Reproduce every entry exactly, without alteration.

_Material shown_
[start]
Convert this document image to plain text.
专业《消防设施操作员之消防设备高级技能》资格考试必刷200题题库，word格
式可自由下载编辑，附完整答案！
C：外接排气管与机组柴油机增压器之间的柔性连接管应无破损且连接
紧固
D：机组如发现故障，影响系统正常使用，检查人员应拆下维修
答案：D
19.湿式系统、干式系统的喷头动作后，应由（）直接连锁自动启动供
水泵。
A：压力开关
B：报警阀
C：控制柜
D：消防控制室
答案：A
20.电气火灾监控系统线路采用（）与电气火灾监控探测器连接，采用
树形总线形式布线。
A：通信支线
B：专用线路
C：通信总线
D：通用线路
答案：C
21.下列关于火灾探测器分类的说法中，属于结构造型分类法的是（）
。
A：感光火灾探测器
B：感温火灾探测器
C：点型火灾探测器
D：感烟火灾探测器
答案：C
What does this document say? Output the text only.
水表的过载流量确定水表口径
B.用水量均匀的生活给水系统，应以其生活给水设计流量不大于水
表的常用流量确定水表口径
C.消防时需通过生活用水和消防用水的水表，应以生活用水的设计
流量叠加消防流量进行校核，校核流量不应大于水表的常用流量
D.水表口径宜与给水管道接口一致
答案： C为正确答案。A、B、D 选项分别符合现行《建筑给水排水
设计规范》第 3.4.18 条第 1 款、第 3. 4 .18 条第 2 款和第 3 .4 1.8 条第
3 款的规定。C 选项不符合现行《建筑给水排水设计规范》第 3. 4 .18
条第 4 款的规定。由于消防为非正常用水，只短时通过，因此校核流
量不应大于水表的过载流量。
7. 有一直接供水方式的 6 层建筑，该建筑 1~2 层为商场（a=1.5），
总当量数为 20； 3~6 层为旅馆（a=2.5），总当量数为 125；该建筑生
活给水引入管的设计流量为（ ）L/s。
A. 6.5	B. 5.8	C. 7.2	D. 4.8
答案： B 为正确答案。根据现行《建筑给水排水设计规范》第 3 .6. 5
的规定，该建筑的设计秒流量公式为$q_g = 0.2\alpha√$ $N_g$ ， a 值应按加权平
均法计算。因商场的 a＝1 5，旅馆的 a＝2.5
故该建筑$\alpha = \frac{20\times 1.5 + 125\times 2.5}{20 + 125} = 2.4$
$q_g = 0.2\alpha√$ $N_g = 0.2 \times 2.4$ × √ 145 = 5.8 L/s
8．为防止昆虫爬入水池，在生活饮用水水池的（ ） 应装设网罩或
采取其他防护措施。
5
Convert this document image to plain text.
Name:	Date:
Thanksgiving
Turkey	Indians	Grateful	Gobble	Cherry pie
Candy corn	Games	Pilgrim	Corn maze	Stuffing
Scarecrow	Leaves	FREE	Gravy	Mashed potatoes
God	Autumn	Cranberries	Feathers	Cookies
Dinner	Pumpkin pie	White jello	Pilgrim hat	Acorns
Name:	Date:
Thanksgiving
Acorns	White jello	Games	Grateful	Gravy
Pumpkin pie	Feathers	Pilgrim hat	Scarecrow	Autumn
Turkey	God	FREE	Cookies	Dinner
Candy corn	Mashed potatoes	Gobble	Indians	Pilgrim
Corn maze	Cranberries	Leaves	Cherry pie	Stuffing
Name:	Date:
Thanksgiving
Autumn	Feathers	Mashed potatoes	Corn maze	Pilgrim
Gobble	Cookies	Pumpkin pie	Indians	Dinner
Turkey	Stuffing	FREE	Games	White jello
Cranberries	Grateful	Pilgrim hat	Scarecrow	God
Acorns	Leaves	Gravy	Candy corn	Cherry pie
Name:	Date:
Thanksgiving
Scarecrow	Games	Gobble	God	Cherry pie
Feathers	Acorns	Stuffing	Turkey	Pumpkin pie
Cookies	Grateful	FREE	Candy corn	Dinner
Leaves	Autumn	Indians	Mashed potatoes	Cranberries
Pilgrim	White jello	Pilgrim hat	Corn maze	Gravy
[end]
_Full response_
Convert this document image to plain text.
专业《消防设施操作员之消防设备高级技能》资格考试必刷200题题库，word格
式可自由下载编辑，附完整答案！
C：外接排气管与机组柴油机增压器之间的柔性连接管应无破损且连接
紧固
D：机组如发现故障，影响系统正常使用，检查人员应拆下维修
答案：D
19.湿式系统、干式系统的喷头动作后，应由（）直接连锁自动启动供
水泵。
A：压力开关
B：报警阀
C：控制柜
D：消防控制室
答案：A
20.电气火灾监控系统线路采用（）与电气火灾监控探测器连接，采用
树形总线形式布线。
A：通信支线
B：专用线路
C：通信总线
D：通用线路
答案：C
21.下列关于火灾探测器分类的说法中，属于结构造型分类法的是（）
。
A：感光火灾探测器
B：感温火灾探测器
C：点型火灾探测器
D：感烟火灾探测器
答案：C
What does this document say? Output the text only.
水表的过载流量确定水表口径
B.用水量均匀的生活给水系统，应以其生活给水设计流量不大于水
表的常用流量确定水表口径
C.消防时需通过生活用水和消防用水的水表，应以生活用水的设计
流量叠加消防流量进行校核，校核流量不应大于水表的常用流量
D.水表口径宜与给水管道接口一致
答案： C为正确答案。A、B、D 选项分别符合现行《建筑给水排水
设计规范》第 3.4.18 条第 1 款、第 3. 4 .18 条第 2 款和第 3 .4 1.8 条第
3 款的规定。C 选项不符合现行《建筑给水排水设计规范》第 3. 4 .18
条第 4 款的规定。由于消防为非正常用水，只短时通过，因此校核流
量不应大于水表的过载流量。
7. 有一直接供水方式的 6 层建筑，该建筑 1~2 层为商场（a=1.5），
总当量数为 20； 3~6 层为旅馆（a=2.5），总当量数为 125；该建筑生
活给水引入管的设计流量为（ ）L/s。
A. 6.5	B. 5.8	C. 7.2	D. 4.8
答案： B 为正确答案。根据现行《建筑给水排水设计规范》第 3 .6. 5
的规定，该建筑的设计秒流量公式为$q_g = 0.2\alpha√$ $N_g$ ， a 值应按加权平
均法计算。因商场的 a＝1 5，旅馆的 a＝2.5
故该建筑$\alpha = \frac{20\times 1.5 + 125\times 2.5}{20 + 125} = 2.4$
$q_g = 0.2\alpha√$ $N_g = 0.2 \times 2.4$ × √ 145 = 5.8 L/s
8．为防止昆虫爬入水池，在生活饮用水水池的（ ） 应装设网罩或
采取其他防护措施。
5
Convert this document image to plain text.
Name:	Date:
Thanksgiving
Turkey	Indians	Grateful	Gobble	Cherry pie
Candy corn	Games	Pilgrim	Corn maze	Stuffing
Scarecrow	Leaves	FREE	Gravy	Mashed potatoes
God	Autumn	Cranberries	Feathers	Cookies
Dinner	Pumpkin pie	White jello	Pilgrim hat	Acorns
Name:	Date:
Thanksgiving
Acorns	White jello	Games	Grateful	Gravy
Pumpkin pie	Feathers	Pilgrim hat	Scarecrow	Autumn
Turkey	God	FREE	Cookies	Dinner
Candy corn	Mashed potatoes	Gobble	Indians	Pilgrim
Corn maze	Cranberries	Leaves	Cherry pie	Stuffing
Name:	Date:
Thanksgiving
Autumn	Feathers	Mashed potatoes	Corn maze	Pilgrim
Gobble	Cookies	Pumpkin pie	Indians	Dinner
Turkey	Stuffing	FREE	Games	White jello
Cranberries	Grateful	Pilgrim hat	Scarecrow	God
Acorns	Leaves	Gravy	Candy corn	Cherry pie
Name:	Date:
Thanksgiving
Scarecrow	Games	Gobble	God	Cherry pie
Feathers	Acorns	Stuffing	Turkey	Pumpkin pie
Cookies	Grateful	FREE	Candy corn	Dinner
Leaves	Autumn	Indians	Mashed potatoes	Cranberries
Pilgrim	White jello	Pilgrim hat	Corn maze	Gravy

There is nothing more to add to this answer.